* start *
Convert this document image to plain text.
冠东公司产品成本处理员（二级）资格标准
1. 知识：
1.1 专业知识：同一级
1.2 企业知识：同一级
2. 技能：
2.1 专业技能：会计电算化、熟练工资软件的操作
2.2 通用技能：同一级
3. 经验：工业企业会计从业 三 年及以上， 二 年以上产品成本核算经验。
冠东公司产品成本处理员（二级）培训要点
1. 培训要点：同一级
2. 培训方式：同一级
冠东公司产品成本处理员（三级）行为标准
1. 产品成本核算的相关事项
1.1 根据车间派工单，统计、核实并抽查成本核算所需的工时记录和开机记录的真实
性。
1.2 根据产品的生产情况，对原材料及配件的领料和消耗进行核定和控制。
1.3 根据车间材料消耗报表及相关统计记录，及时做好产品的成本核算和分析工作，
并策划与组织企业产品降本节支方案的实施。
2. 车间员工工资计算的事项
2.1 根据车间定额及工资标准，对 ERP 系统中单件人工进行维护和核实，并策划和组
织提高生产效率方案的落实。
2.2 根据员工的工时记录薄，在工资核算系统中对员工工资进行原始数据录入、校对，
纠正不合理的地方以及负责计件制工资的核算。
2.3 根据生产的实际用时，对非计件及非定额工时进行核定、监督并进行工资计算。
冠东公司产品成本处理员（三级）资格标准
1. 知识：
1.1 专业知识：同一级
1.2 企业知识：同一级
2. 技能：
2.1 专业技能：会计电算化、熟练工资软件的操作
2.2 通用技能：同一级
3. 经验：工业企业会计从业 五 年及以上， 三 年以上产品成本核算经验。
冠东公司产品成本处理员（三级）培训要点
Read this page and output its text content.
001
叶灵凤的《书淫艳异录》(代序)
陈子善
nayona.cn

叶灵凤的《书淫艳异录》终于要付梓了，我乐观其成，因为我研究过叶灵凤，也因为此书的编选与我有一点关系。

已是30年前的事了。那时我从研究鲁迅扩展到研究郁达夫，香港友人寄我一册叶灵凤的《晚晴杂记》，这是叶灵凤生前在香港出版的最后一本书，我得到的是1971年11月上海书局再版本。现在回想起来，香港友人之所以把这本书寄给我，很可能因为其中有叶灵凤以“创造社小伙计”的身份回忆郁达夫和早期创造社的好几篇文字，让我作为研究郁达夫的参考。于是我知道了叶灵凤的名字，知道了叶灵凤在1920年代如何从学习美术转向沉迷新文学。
* end *
» **Requirements**
Go through the records above and copy every line with the word "书淫艳异录".

» **Response for this exercise**
叶灵凤的《书淫艳异录》(代序)
叶灵凤的《书淫艳异录》终于要付梓了，我乐观其成，因为我研究过叶灵凤，也因为此书的编选与我有一点关系。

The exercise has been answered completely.